Data lines:
==========
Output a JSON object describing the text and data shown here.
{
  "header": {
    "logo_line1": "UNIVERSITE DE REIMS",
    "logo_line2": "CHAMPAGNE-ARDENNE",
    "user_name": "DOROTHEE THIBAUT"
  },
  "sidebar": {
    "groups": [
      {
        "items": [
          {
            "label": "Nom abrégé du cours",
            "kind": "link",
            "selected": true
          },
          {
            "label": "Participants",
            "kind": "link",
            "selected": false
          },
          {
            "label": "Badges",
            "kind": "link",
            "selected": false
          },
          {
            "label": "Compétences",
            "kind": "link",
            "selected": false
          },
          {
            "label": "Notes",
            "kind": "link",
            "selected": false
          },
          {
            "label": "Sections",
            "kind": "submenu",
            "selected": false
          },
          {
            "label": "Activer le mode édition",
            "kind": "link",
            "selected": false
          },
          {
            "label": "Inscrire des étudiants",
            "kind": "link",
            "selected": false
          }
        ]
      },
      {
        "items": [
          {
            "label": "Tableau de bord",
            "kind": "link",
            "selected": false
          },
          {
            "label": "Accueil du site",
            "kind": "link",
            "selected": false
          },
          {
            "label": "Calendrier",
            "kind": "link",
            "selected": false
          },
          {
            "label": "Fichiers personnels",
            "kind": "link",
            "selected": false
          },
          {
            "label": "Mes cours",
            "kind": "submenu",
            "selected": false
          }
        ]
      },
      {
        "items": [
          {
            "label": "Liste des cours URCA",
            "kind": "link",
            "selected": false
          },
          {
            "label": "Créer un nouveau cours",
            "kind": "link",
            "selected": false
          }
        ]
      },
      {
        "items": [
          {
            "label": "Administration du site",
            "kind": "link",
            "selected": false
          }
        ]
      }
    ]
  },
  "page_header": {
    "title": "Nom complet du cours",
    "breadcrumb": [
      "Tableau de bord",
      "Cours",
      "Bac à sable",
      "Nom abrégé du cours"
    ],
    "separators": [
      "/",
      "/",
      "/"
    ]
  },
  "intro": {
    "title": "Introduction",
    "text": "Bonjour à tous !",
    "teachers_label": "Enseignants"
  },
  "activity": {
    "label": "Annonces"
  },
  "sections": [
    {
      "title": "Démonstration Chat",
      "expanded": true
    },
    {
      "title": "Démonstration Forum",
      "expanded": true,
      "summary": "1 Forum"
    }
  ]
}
==========
Required work:
Filter the records for lines holding the string "true". Copy each one.

Response for this exercise:
            "selected": true
      "expanded": true
      "expanded": true,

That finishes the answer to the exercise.